Written task: Only the number is wanted: count the lines that include the word "sales".

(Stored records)
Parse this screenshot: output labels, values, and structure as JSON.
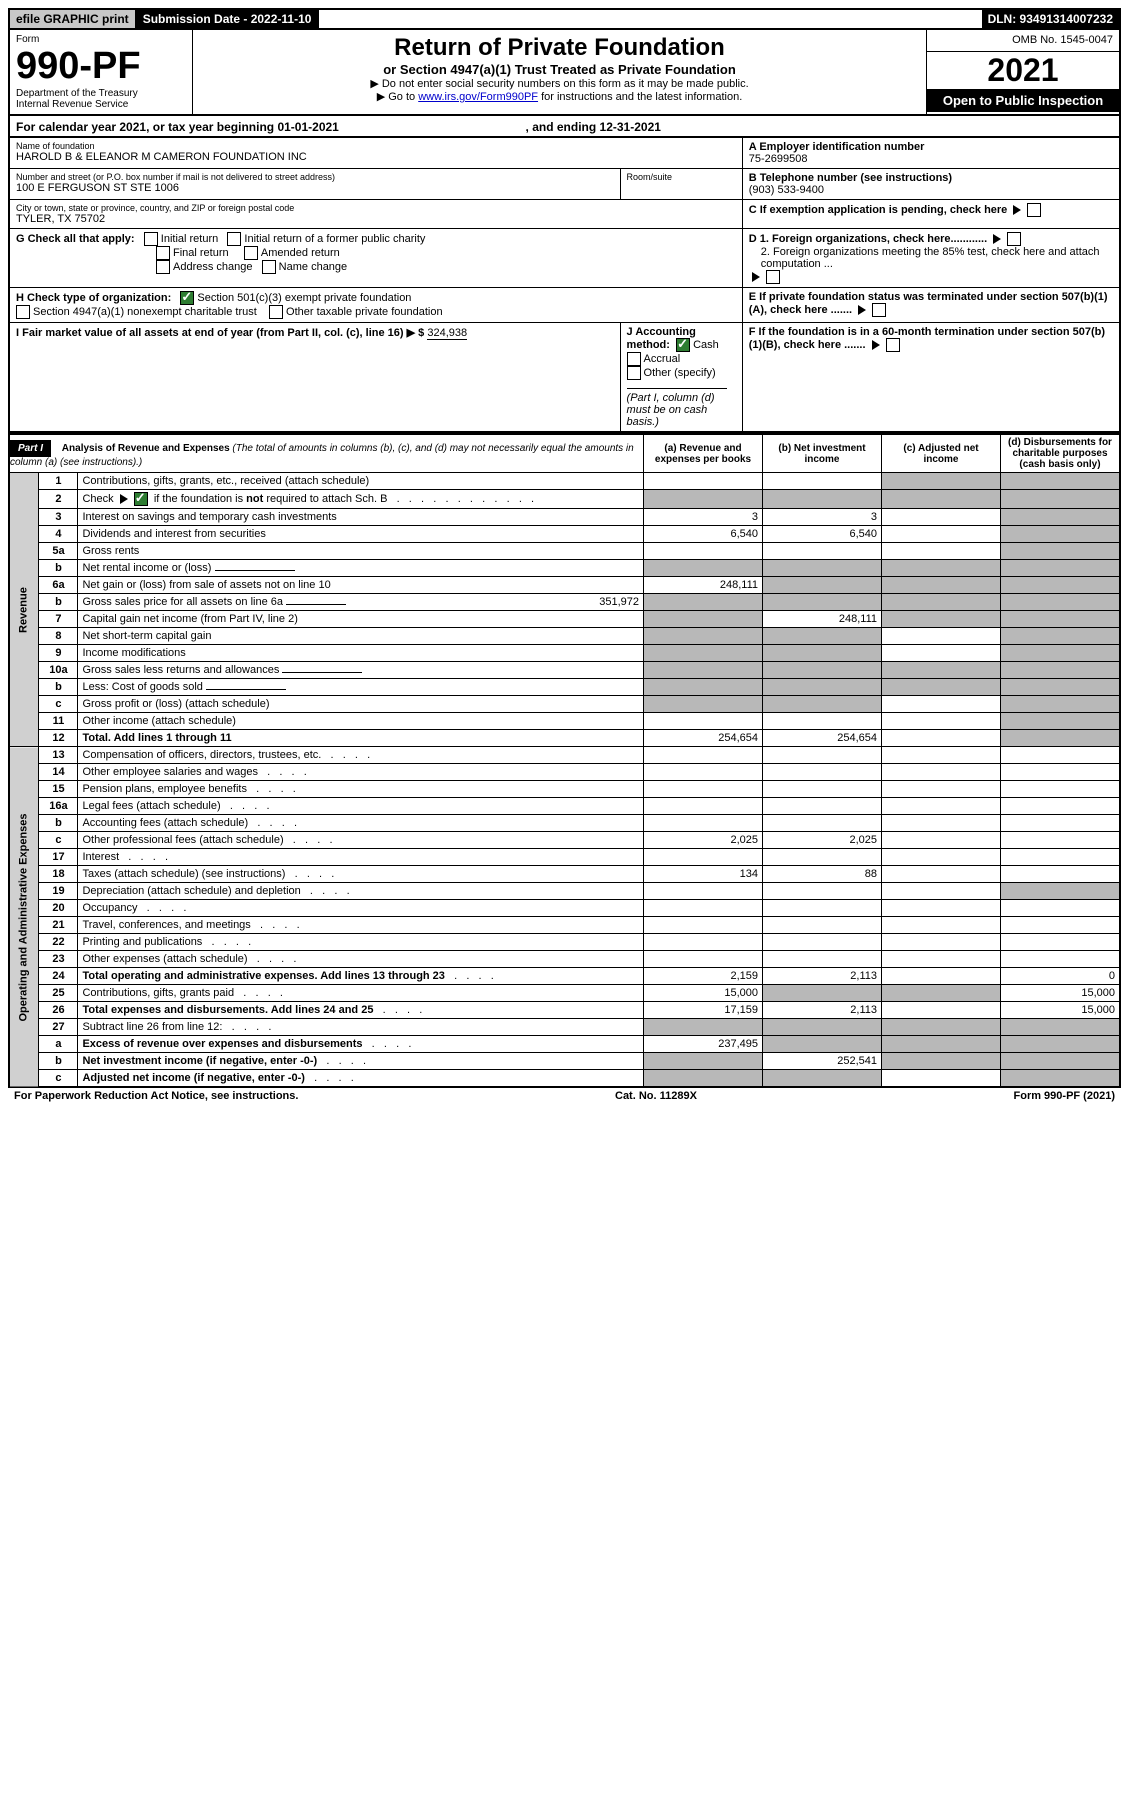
{
  "topbar": {
    "efile": "efile GRAPHIC print",
    "subdate_label": "Submission Date - 2022-11-10",
    "dln": "DLN: 93491314007232"
  },
  "header": {
    "form_label": "Form",
    "form_no": "990-PF",
    "dept": "Department of the Treasury\nInternal Revenue Service",
    "title": "Return of Private Foundation",
    "subtitle": "or Section 4947(a)(1) Trust Treated as Private Foundation",
    "inst1": "▶ Do not enter social security numbers on this form as it may be made public.",
    "inst2_pre": "▶ Go to ",
    "inst2_link": "www.irs.gov/Form990PF",
    "inst2_post": " for instructions and the latest information.",
    "omb": "OMB No. 1545-0047",
    "year": "2021",
    "open": "Open to Public Inspection"
  },
  "calyear": {
    "text_pre": "For calendar year 2021, or tax year beginning ",
    "begin": "01-01-2021",
    "text_mid": " , and ending ",
    "end": "12-31-2021"
  },
  "info": {
    "name_label": "Name of foundation",
    "name": "HAROLD B & ELEANOR M CAMERON FOUNDATION INC",
    "addr_label": "Number and street (or P.O. box number if mail is not delivered to street address)",
    "addr": "100 E FERGUSON ST STE 1006",
    "room_label": "Room/suite",
    "city_label": "City or town, state or province, country, and ZIP or foreign postal code",
    "city": "TYLER, TX  75702",
    "ein_label": "A Employer identification number",
    "ein": "75-2699508",
    "phone_label": "B Telephone number (see instructions)",
    "phone": "(903) 533-9400",
    "c_label": "C If exemption application is pending, check here",
    "g_label": "G Check all that apply:",
    "g_initial": "Initial return",
    "g_initial_former": "Initial return of a former public charity",
    "g_final": "Final return",
    "g_amended": "Amended return",
    "g_addr": "Address change",
    "g_name": "Name change",
    "d1": "D 1. Foreign organizations, check here............",
    "d2": "2. Foreign organizations meeting the 85% test, check here and attach computation ...",
    "h_label": "H Check type of organization:",
    "h_501c3": "Section 501(c)(3) exempt private foundation",
    "h_4947": "Section 4947(a)(1) nonexempt charitable trust",
    "h_other": "Other taxable private foundation",
    "e_label": "E  If private foundation status was terminated under section 507(b)(1)(A), check here .......",
    "i_label": "I Fair market value of all assets at end of year (from Part II, col. (c), line 16) ▶ $",
    "i_value": "324,938",
    "j_label": "J Accounting method:",
    "j_cash": "Cash",
    "j_accrual": "Accrual",
    "j_other": "Other (specify)",
    "j_note": "(Part I, column (d) must be on cash basis.)",
    "f_label": "F  If the foundation is in a 60-month termination under section 507(b)(1)(B), check here ......."
  },
  "part1": {
    "label": "Part I",
    "title": "Analysis of Revenue and Expenses",
    "title_note": "(The total of amounts in columns (b), (c), and (d) may not necessarily equal the amounts in column (a) (see instructions).)",
    "col_a": "(a) Revenue and expenses per books",
    "col_b": "(b) Net investment income",
    "col_c": "(c) Adjusted net income",
    "col_d": "(d) Disbursements for charitable purposes (cash basis only)"
  },
  "sections": {
    "revenue": "Revenue",
    "opex": "Operating and Administrative Expenses"
  },
  "lines": [
    {
      "n": "1",
      "desc": "Contributions, gifts, grants, etc., received (attach schedule)",
      "a": "",
      "b": "",
      "c": "shade",
      "d": "shade"
    },
    {
      "n": "2",
      "desc": "Check ▶ ☑ if the foundation is not required to attach Sch. B",
      "a": "shade",
      "b": "shade",
      "c": "shade",
      "d": "shade",
      "checked": true
    },
    {
      "n": "3",
      "desc": "Interest on savings and temporary cash investments",
      "a": "3",
      "b": "3",
      "c": "",
      "d": "shade"
    },
    {
      "n": "4",
      "desc": "Dividends and interest from securities",
      "a": "6,540",
      "b": "6,540",
      "c": "",
      "d": "shade"
    },
    {
      "n": "5a",
      "desc": "Gross rents",
      "a": "",
      "b": "",
      "c": "",
      "d": "shade"
    },
    {
      "n": "b",
      "desc": "Net rental income or (loss)",
      "a": "shade",
      "b": "shade",
      "c": "shade",
      "d": "shade",
      "inline": true
    },
    {
      "n": "6a",
      "desc": "Net gain or (loss) from sale of assets not on line 10",
      "a": "248,111",
      "b": "shade",
      "c": "shade",
      "d": "shade"
    },
    {
      "n": "b",
      "desc": "Gross sales price for all assets on line 6a",
      "a": "shade",
      "b": "shade",
      "c": "shade",
      "d": "shade",
      "inline_val": "351,972"
    },
    {
      "n": "7",
      "desc": "Capital gain net income (from Part IV, line 2)",
      "a": "shade",
      "b": "248,111",
      "c": "shade",
      "d": "shade"
    },
    {
      "n": "8",
      "desc": "Net short-term capital gain",
      "a": "shade",
      "b": "shade",
      "c": "",
      "d": "shade"
    },
    {
      "n": "9",
      "desc": "Income modifications",
      "a": "shade",
      "b": "shade",
      "c": "",
      "d": "shade"
    },
    {
      "n": "10a",
      "desc": "Gross sales less returns and allowances",
      "a": "shade",
      "b": "shade",
      "c": "shade",
      "d": "shade",
      "inline": true
    },
    {
      "n": "b",
      "desc": "Less: Cost of goods sold",
      "a": "shade",
      "b": "shade",
      "c": "shade",
      "d": "shade",
      "inline": true
    },
    {
      "n": "c",
      "desc": "Gross profit or (loss) (attach schedule)",
      "a": "shade",
      "b": "shade",
      "c": "",
      "d": "shade"
    },
    {
      "n": "11",
      "desc": "Other income (attach schedule)",
      "a": "",
      "b": "",
      "c": "",
      "d": "shade"
    },
    {
      "n": "12",
      "desc": "Total. Add lines 1 through 11",
      "a": "254,654",
      "b": "254,654",
      "c": "",
      "d": "shade",
      "bold": true
    }
  ],
  "oplines": [
    {
      "n": "13",
      "desc": "Compensation of officers, directors, trustees, etc.",
      "a": "",
      "b": "",
      "c": "",
      "d": ""
    },
    {
      "n": "14",
      "desc": "Other employee salaries and wages",
      "a": "",
      "b": "",
      "c": "",
      "d": ""
    },
    {
      "n": "15",
      "desc": "Pension plans, employee benefits",
      "a": "",
      "b": "",
      "c": "",
      "d": ""
    },
    {
      "n": "16a",
      "desc": "Legal fees (attach schedule)",
      "a": "",
      "b": "",
      "c": "",
      "d": ""
    },
    {
      "n": "b",
      "desc": "Accounting fees (attach schedule)",
      "a": "",
      "b": "",
      "c": "",
      "d": ""
    },
    {
      "n": "c",
      "desc": "Other professional fees (attach schedule)",
      "a": "2,025",
      "b": "2,025",
      "c": "",
      "d": ""
    },
    {
      "n": "17",
      "desc": "Interest",
      "a": "",
      "b": "",
      "c": "",
      "d": ""
    },
    {
      "n": "18",
      "desc": "Taxes (attach schedule) (see instructions)",
      "a": "134",
      "b": "88",
      "c": "",
      "d": ""
    },
    {
      "n": "19",
      "desc": "Depreciation (attach schedule) and depletion",
      "a": "",
      "b": "",
      "c": "",
      "d": "shade"
    },
    {
      "n": "20",
      "desc": "Occupancy",
      "a": "",
      "b": "",
      "c": "",
      "d": ""
    },
    {
      "n": "21",
      "desc": "Travel, conferences, and meetings",
      "a": "",
      "b": "",
      "c": "",
      "d": ""
    },
    {
      "n": "22",
      "desc": "Printing and publications",
      "a": "",
      "b": "",
      "c": "",
      "d": ""
    },
    {
      "n": "23",
      "desc": "Other expenses (attach schedule)",
      "a": "",
      "b": "",
      "c": "",
      "d": ""
    },
    {
      "n": "24",
      "desc": "Total operating and administrative expenses. Add lines 13 through 23",
      "a": "2,159",
      "b": "2,113",
      "c": "",
      "d": "0",
      "bold": true
    },
    {
      "n": "25",
      "desc": "Contributions, gifts, grants paid",
      "a": "15,000",
      "b": "shade",
      "c": "shade",
      "d": "15,000"
    },
    {
      "n": "26",
      "desc": "Total expenses and disbursements. Add lines 24 and 25",
      "a": "17,159",
      "b": "2,113",
      "c": "",
      "d": "15,000",
      "bold": true
    },
    {
      "n": "27",
      "desc": "Subtract line 26 from line 12:",
      "a": "shade",
      "b": "shade",
      "c": "shade",
      "d": "shade"
    },
    {
      "n": "a",
      "desc": "Excess of revenue over expenses and disbursements",
      "a": "237,495",
      "b": "shade",
      "c": "shade",
      "d": "shade",
      "bold": true
    },
    {
      "n": "b",
      "desc": "Net investment income (if negative, enter -0-)",
      "a": "shade",
      "b": "252,541",
      "c": "shade",
      "d": "shade",
      "bold": true
    },
    {
      "n": "c",
      "desc": "Adjusted net income (if negative, enter -0-)",
      "a": "shade",
      "b": "shade",
      "c": "",
      "d": "shade",
      "bold": true
    }
  ],
  "footer": {
    "left": "For Paperwork Reduction Act Notice, see instructions.",
    "mid": "Cat. No. 11289X",
    "right": "Form 990-PF (2021)"
  }
}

Final result: 2